To-do list:
(A) In the passage on Trinity's English students, what was Jeremy Lewis unsure about when he first went to Ireland?
(B) Please carry on the passage on Trinity's English students, picking up after its final sentence.

Source passage:
┄┄┄┄┄┄┄┄┄┄

This English contingent dominated the university. They established themselves as an elite: they had, after all, been trained to do so – no matter where they found themselves on the globe – at their English public schools. Most Irish undergraduates found them intimidating, and their snobbery – as a general rule, they did not know, and did not want to know, the Irish students – was so alien to the Irish temperament that we did not know how to deal with it. One of their number, contemporary with me, Mirabel Walker, has written (in Trinity Tales) ‘one of the odd things about being in Ireland at Trinity was that I made very few Irish friends there’. These English seemed to run The Hist (the College Historical Society) and The Phil (the Philosophical Society), Players, the Boat Club, Trinity News, the magazine TCD Miscellany, and much else, while we Irish retreated into our colourless shells. But, as revealed by Jeremy Lewis (in his amusing memoir Playing for Time), the public-school types also had their inner insecurities, but they disguised their uncertainties better than we Irish managed to do. On going to Ireland for the first time, he ‘wasn’t altogether sure whether Dublin was in the North or the Republic’: he wasn’t alone among the English undergraduates in that. For some time, he knew ‘none of my Irish fellow-students, nor was I to do so until some terms later’ (when he met the poet Derek Mahon, (who comes from Northern Ireland). Writing wittily, he divides the undergraduate population into ‘English public-school boys, green-blazered Ulstermen, and the Catholic Irish – a third of the total – Orangemen, undesirable aliens from over the water and several Nigerians’: Evidently he did not even know that Irish Protestants like myself existed (unless he thought of us as Orangemen, which we, decidedly, were not) and that it was we who made up about ‘a third of the total’.

┄┄┄┄┄┄┄┄┄┄

Extracted material:
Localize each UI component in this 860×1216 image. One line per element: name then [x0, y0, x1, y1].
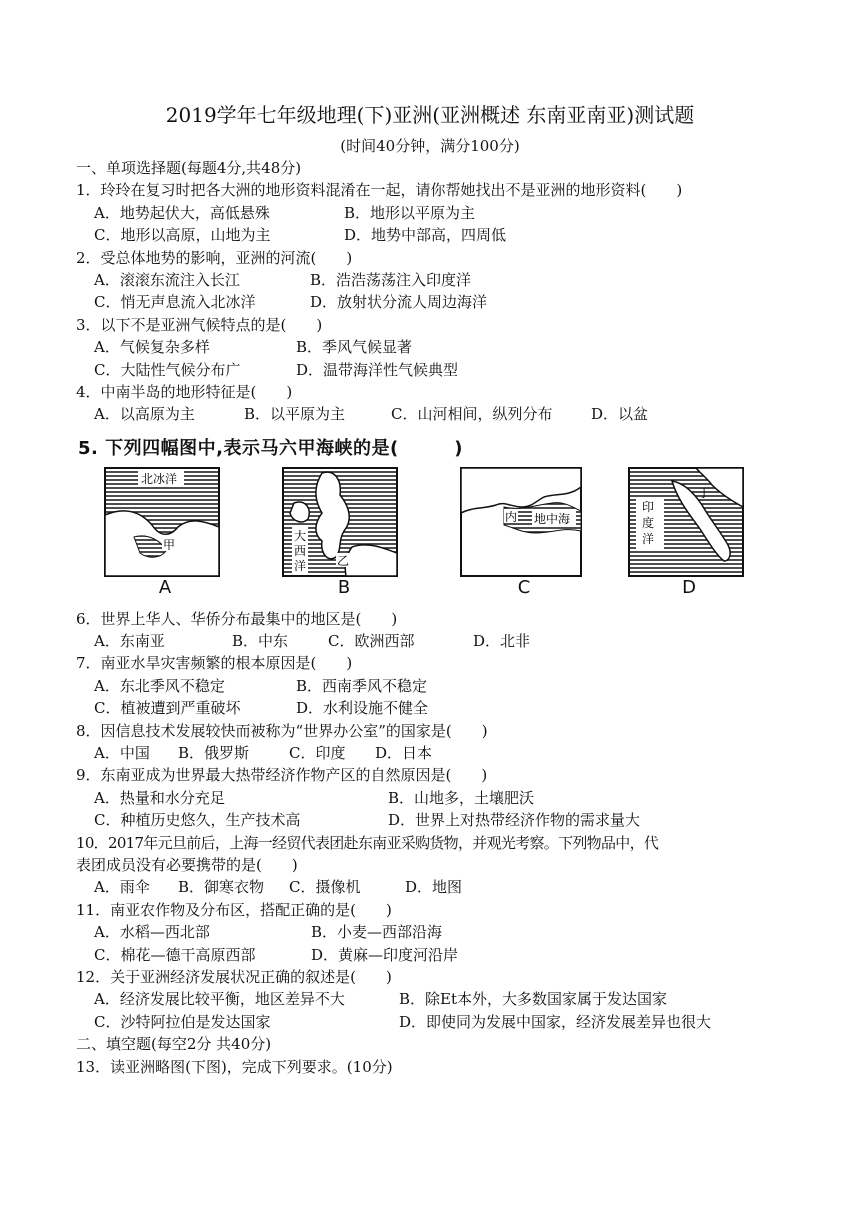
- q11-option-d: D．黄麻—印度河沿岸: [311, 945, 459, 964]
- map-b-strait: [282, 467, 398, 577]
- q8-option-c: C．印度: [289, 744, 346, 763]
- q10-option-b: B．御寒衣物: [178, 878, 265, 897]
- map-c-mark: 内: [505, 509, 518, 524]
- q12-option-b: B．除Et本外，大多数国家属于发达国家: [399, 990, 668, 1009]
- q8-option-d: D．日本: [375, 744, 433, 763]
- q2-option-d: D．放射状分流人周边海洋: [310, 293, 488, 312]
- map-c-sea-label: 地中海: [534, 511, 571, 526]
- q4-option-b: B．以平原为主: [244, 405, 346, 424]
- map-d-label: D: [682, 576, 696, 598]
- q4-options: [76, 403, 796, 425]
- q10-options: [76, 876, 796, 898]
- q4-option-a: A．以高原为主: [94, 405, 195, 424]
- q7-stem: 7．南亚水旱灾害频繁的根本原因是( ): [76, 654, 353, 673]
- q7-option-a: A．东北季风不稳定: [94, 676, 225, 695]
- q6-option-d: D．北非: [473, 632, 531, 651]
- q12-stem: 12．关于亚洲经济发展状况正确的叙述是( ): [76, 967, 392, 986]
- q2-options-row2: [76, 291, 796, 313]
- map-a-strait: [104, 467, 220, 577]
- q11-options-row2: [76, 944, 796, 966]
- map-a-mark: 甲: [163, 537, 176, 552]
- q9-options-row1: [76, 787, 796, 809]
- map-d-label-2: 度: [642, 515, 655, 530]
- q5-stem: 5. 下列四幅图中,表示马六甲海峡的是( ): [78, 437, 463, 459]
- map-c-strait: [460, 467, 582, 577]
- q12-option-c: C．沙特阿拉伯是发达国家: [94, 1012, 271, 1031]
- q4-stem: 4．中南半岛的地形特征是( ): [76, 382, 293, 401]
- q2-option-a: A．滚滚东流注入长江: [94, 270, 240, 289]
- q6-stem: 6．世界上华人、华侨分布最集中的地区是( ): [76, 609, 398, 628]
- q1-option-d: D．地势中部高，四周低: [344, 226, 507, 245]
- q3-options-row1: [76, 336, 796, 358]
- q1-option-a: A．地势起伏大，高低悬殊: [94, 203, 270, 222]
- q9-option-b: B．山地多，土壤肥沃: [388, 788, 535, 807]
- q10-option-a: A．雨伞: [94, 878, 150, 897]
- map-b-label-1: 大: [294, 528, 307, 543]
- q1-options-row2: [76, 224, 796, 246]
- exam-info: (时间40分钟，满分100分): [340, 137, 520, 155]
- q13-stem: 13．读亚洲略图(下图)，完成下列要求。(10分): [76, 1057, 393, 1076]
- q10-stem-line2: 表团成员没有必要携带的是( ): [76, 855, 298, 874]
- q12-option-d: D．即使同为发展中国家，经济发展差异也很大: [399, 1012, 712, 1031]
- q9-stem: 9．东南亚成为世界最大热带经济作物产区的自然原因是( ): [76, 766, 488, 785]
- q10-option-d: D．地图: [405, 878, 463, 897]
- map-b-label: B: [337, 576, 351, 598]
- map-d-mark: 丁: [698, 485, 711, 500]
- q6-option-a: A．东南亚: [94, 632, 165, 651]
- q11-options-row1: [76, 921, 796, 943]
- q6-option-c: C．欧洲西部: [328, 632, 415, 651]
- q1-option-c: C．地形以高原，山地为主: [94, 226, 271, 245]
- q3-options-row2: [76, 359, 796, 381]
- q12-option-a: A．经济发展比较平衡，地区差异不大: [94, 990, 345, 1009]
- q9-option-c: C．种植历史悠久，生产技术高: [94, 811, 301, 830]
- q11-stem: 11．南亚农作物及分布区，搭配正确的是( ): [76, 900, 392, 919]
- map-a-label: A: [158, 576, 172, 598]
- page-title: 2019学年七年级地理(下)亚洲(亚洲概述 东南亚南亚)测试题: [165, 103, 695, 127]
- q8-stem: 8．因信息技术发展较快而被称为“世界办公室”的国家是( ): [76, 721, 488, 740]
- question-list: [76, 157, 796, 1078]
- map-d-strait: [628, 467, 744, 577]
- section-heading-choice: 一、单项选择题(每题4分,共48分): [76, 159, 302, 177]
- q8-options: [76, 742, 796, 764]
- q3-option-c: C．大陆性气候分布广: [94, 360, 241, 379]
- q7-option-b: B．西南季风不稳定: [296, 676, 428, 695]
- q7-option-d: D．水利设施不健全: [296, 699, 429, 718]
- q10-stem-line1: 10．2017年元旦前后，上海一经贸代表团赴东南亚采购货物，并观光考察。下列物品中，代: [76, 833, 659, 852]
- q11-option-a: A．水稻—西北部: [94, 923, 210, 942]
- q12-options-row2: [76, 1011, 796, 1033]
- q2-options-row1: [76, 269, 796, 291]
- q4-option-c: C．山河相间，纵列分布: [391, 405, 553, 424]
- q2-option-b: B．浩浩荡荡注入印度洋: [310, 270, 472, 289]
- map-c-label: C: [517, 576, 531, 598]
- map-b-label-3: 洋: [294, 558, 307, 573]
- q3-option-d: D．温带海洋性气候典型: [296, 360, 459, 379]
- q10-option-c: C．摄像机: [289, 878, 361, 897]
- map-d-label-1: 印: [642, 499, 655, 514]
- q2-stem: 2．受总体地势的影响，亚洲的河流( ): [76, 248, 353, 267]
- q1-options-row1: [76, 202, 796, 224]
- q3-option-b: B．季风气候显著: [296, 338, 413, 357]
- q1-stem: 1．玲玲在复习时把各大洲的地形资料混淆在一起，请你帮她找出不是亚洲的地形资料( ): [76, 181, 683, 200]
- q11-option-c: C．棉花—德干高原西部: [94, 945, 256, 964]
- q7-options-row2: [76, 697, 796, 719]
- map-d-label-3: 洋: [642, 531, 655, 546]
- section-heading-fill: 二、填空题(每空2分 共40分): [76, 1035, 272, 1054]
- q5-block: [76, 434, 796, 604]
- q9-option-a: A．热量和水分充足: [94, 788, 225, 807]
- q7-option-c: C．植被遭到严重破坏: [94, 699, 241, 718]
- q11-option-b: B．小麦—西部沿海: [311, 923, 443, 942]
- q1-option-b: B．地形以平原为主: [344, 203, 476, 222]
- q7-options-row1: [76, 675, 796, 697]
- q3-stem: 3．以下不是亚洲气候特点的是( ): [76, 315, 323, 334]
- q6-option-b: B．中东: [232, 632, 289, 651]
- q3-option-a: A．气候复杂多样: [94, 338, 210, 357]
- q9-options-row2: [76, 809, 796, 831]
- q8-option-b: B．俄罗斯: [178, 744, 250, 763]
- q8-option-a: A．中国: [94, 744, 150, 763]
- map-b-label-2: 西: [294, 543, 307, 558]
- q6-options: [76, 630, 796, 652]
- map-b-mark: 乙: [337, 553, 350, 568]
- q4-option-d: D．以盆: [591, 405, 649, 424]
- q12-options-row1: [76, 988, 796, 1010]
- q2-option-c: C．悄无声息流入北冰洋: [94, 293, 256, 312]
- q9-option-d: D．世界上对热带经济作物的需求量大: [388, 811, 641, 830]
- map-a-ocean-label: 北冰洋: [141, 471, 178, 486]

┄┄┄┄┄┄┄┄┄┄

Answers provided:
(A) Whether Dublin was in the North or the Republic.

(B)
I joined the Hist and made my maiden speech, but the experience so terrified me that I never spoke there again: I, who only a year or so previously had addressed – without a hint of nervousness – an audience of hundreds in the Metropolitan Hall. I am writing about my own perceptions but, with exceptions, I think many other Irish students felt the same. Several that I knew, finding themselves, like myself, studying the wrong subject, dropped out. Their decision to do so was, I feel sure, as much influenced by the atmosphere in Trinity as it was by their academic failure. For whatever reason, I decided within myself that I would stay the course. I wanted a degree and I was not going to be beaten. I told myself (and I still think of this): if I survive the social intimidation of Trinity, nothing or no one will ever intimidate me socially again.

Having had digs with a wonderfully eccentric Miss Fleming (Helen) on Leinster Road, Rathmines, in my first years (where I shared with, among others, Malcolm Benson and Charles Smyth), I took rooms in my sophister years: first in New Square, where I shared with an unusual friend, Reggie Fairfax-Crone. Reggie was English and older than most undergraduates, having already studied elsewhere before coming up to Trinity, and was, improbably, studying engineering. He was very clever, widely read, and with a penchant for arcane information about all sorts of different subjects; and for some reason, he found me an appreciative audience.

‘“Wherefore have ye left your sheep”’ he reprimanded me, ‘did not mean “Where have you left your sheep” but “For what reason have you left them.”’

‘And does the same apply to “Wherefore art thou, Romeo?”’ I asked.

‘Of course,’ he said.

Although we have remained lifelong friends (when he married Carmel I was asked to be godfather to one of his daughters), sharing rooms with him was rather a trial, and the following year I found a single set in the Graduates Memorial Building. Reggie had a seductively appealing younger sister, Penny, who would sometimes visit from England, and she and I embarked upon a sometimes-reckless romance. Exceedingly attractive in looks and personality (so much so that my mother deemed her ‘dangerous’), she was very clever, culturally stimulating, socially enervating, and tremendous fun. Maddeningly unreliable at times, she came to exert considerable influence on me, giving me a confidence that I had lacked, drawing me out of myself, and in time introducing me to a wider world, and – by her example – pointing my life in all the right directions. Charm, a dubious commodity in my mother’s opinion, was as her second name and she had it in bucketfuls. She spoke with an English accent that sounded a little too posh for Trim, pronouncing the word ‘Aga’ as ‘aahGaah’ when we called it ‘the Agga’. Penny and I are friends to this day and I am also godfather to one of her sons.

Endnotes

1.(1927–2016). Lecturer (at this time) and later professor of the History of Art in Trinity and previously keeper of Art at the Ulster Museum. Author (with the Knight of Glin) of The Painters of Ireland 1660–1920 and many other publications. Obituary by Robert O’Byrne, Apollo, October 2016.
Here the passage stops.